* What to do:
Every line holding "novel" should be copied from the records below.

[[ Exercise input, beginning ]]

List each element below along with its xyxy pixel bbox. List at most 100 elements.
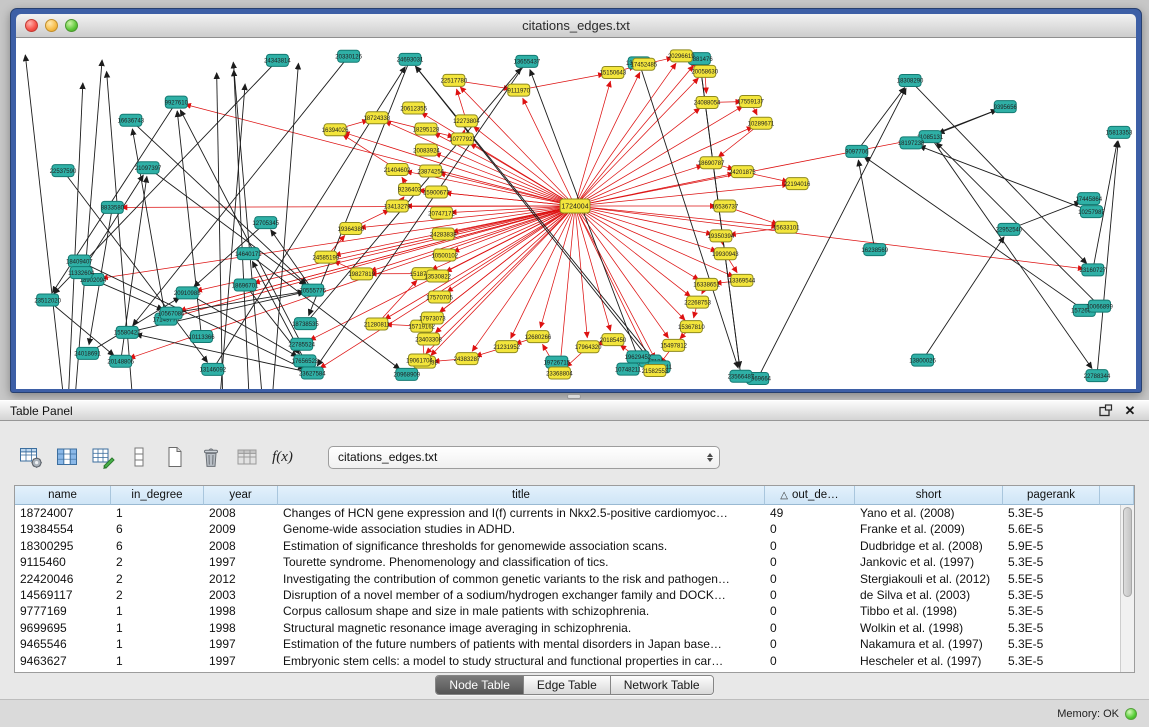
- column-header-out-degree[interactable]: △ out_de…: [765, 486, 855, 505]
- graph-edge-black[interactable]: [76, 60, 102, 389]
- show-columns-icon[interactable]: [54, 445, 79, 470]
- cell-pagerank[interactable]: 5.3E-5: [1003, 505, 1100, 521]
- graph-edge-red[interactable]: [121, 206, 575, 207]
- close-panel-icon[interactable]: ✕: [1121, 403, 1139, 419]
- cell-out_degree[interactable]: 0: [765, 571, 855, 587]
- tab-edge-table[interactable]: Edge Table: [524, 676, 611, 694]
- cell-pagerank[interactable]: 5.6E-5: [1003, 521, 1100, 537]
- cell-title[interactable]: Genome-wide association studies in ADHD.: [278, 521, 765, 537]
- cell-title[interactable]: Embryonic stem cells: a model to study s…: [278, 653, 765, 669]
- cell-short[interactable]: Franke et al. (2009): [855, 521, 1003, 537]
- graph-edge-black[interactable]: [248, 254, 399, 369]
- cell-title[interactable]: Structural magnetic resonance image aver…: [278, 620, 765, 636]
- table-row[interactable]: 1938455462009Genome-wide association stu…: [15, 521, 1134, 537]
- graph-edge-red[interactable]: [370, 206, 575, 271]
- column-header-year[interactable]: year: [204, 486, 278, 505]
- row-tools-icon[interactable]: [126, 445, 151, 470]
- graph-edge-red[interactable]: [519, 74, 604, 90]
- cell-out_degree[interactable]: 0: [765, 587, 855, 603]
- graph-edge-red[interactable]: [435, 153, 575, 206]
- merge-tables-icon[interactable]: [234, 445, 259, 470]
- cell-in_degree[interactable]: 1: [111, 636, 204, 652]
- graph-edge-black[interactable]: [25, 55, 62, 389]
- graph-edge-black[interactable]: [79, 261, 304, 369]
- cell-name[interactable]: 9777169: [15, 603, 111, 619]
- cell-out_degree[interactable]: 0: [765, 554, 855, 570]
- cell-year[interactable]: 1997: [204, 636, 278, 652]
- graph-edge-red[interactable]: [175, 206, 575, 317]
- graph-edge-black[interactable]: [864, 157, 1084, 311]
- graph-edge-black[interactable]: [234, 70, 249, 389]
- cell-year[interactable]: 2009: [204, 521, 278, 537]
- cell-title[interactable]: Tourette syndrome. Phenomenology and cla…: [278, 554, 765, 570]
- minimize-window-button[interactable]: [45, 19, 58, 32]
- cell-short[interactable]: Yano et al. (2008): [855, 505, 1003, 521]
- table-row[interactable]: 946554611997Estimation of the future num…: [15, 636, 1134, 652]
- network-window[interactable]: citations_edges.txt 20910988225375901873…: [10, 8, 1142, 393]
- table-row[interactable]: 977716911998Corpus callosum shape and si…: [15, 603, 1134, 619]
- cell-in_degree[interactable]: 1: [111, 505, 204, 521]
- cell-short[interactable]: Nakamura et al. (1997): [855, 636, 1003, 652]
- cell-out_degree[interactable]: 0: [765, 620, 855, 636]
- network-window-titlebar[interactable]: citations_edges.txt: [16, 14, 1136, 38]
- cell-year[interactable]: 1997: [204, 653, 278, 669]
- cell-title[interactable]: Estimation of the future numbers of pati…: [278, 636, 765, 652]
- graph-edge-red[interactable]: [575, 206, 691, 297]
- graph-edge-red[interactable]: [377, 280, 417, 324]
- cell-pagerank[interactable]: 5.3E-5: [1003, 636, 1100, 652]
- cell-year[interactable]: 2008: [204, 505, 278, 521]
- graph-edge-black[interactable]: [930, 137, 1092, 369]
- graph-edge-black[interactable]: [131, 120, 306, 284]
- graph-edge-black[interactable]: [187, 293, 297, 357]
- table-row[interactable]: 911546021997Tourette syndrome. Phenomeno…: [15, 554, 1134, 570]
- cell-name[interactable]: 19384554: [15, 521, 111, 537]
- cell-out_degree[interactable]: 0: [765, 653, 855, 669]
- cell-in_degree[interactable]: 1: [111, 603, 204, 619]
- delete-table-icon[interactable]: [198, 445, 223, 470]
- graph-edge-black[interactable]: [923, 237, 1004, 360]
- cell-year[interactable]: 2003: [204, 587, 278, 603]
- cell-short[interactable]: Dudbridge et al. (2008): [855, 538, 1003, 554]
- column-header-short[interactable]: short: [855, 486, 1003, 505]
- graph-edge-black[interactable]: [1097, 141, 1118, 375]
- graph-edge-red[interactable]: [575, 106, 743, 206]
- cell-name[interactable]: 9465546: [15, 636, 111, 652]
- table-row[interactable]: 2242004622012Investigating the contribut…: [15, 571, 1134, 587]
- cell-in_degree[interactable]: 2: [111, 587, 204, 603]
- table-row[interactable]: 1456911722003Disruption of a novel membe…: [15, 587, 1134, 603]
- cell-short[interactable]: Jankovic et al. (1997): [855, 554, 1003, 570]
- table-row[interactable]: 1830029562008Estimation of significance …: [15, 538, 1134, 554]
- cell-name[interactable]: 9699695: [15, 620, 111, 636]
- graph-edge-black[interactable]: [858, 160, 874, 249]
- cell-title[interactable]: Investigating the contribution of common…: [278, 571, 765, 587]
- cell-year[interactable]: 1998: [204, 620, 278, 636]
- cell-year[interactable]: 1997: [204, 554, 278, 570]
- float-panel-icon[interactable]: [1097, 403, 1115, 419]
- tab-network-table[interactable]: Network Table: [611, 676, 713, 694]
- cell-out_degree[interactable]: 49: [765, 505, 855, 521]
- cell-title[interactable]: Disruption of a novel member of a sodium…: [278, 587, 765, 603]
- table-settings-icon[interactable]: [18, 445, 43, 470]
- cell-pagerank[interactable]: 5.5E-5: [1003, 571, 1100, 587]
- cell-short[interactable]: Tibbo et al. (1998): [855, 603, 1003, 619]
- cell-short[interactable]: de Silva et al. (2003): [855, 587, 1003, 603]
- cell-pagerank[interactable]: 5.3E-5: [1003, 554, 1100, 570]
- cell-short[interactable]: Wolkin et al. (1998): [855, 620, 1003, 636]
- cell-in_degree[interactable]: 2: [111, 554, 204, 570]
- cell-pagerank[interactable]: 5.3E-5: [1003, 653, 1100, 669]
- cell-name[interactable]: 18724007: [15, 505, 111, 521]
- cell-title[interactable]: Estimation of significance thresholds fo…: [278, 538, 765, 554]
- cell-out_degree[interactable]: 0: [765, 636, 855, 652]
- function-builder-icon[interactable]: f(x): [270, 445, 295, 470]
- cell-in_degree[interactable]: 2: [111, 571, 204, 587]
- column-header-name[interactable]: name: [15, 486, 111, 505]
- network-graph[interactable]: 2091098822537590187385358833580171497752…: [16, 38, 1136, 389]
- close-window-button[interactable]: [25, 19, 38, 32]
- cell-year[interactable]: 2008: [204, 538, 278, 554]
- cell-name[interactable]: 9115460: [15, 554, 111, 570]
- cell-out_degree[interactable]: 0: [765, 521, 855, 537]
- cell-year[interactable]: 2012: [204, 571, 278, 587]
- cell-short[interactable]: Stergiakouli et al. (2012): [855, 571, 1003, 587]
- cell-out_degree[interactable]: 0: [765, 538, 855, 554]
- new-table-icon[interactable]: [162, 445, 187, 470]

[[ Exercise input, end ]]

* Output of the task:
- table-row[interactable]: 1456911722003Disruption of a novel membe…: [15, 587, 1134, 603]
- cell-title[interactable]: Disruption of a novel member of a sodium…: [278, 587, 765, 603]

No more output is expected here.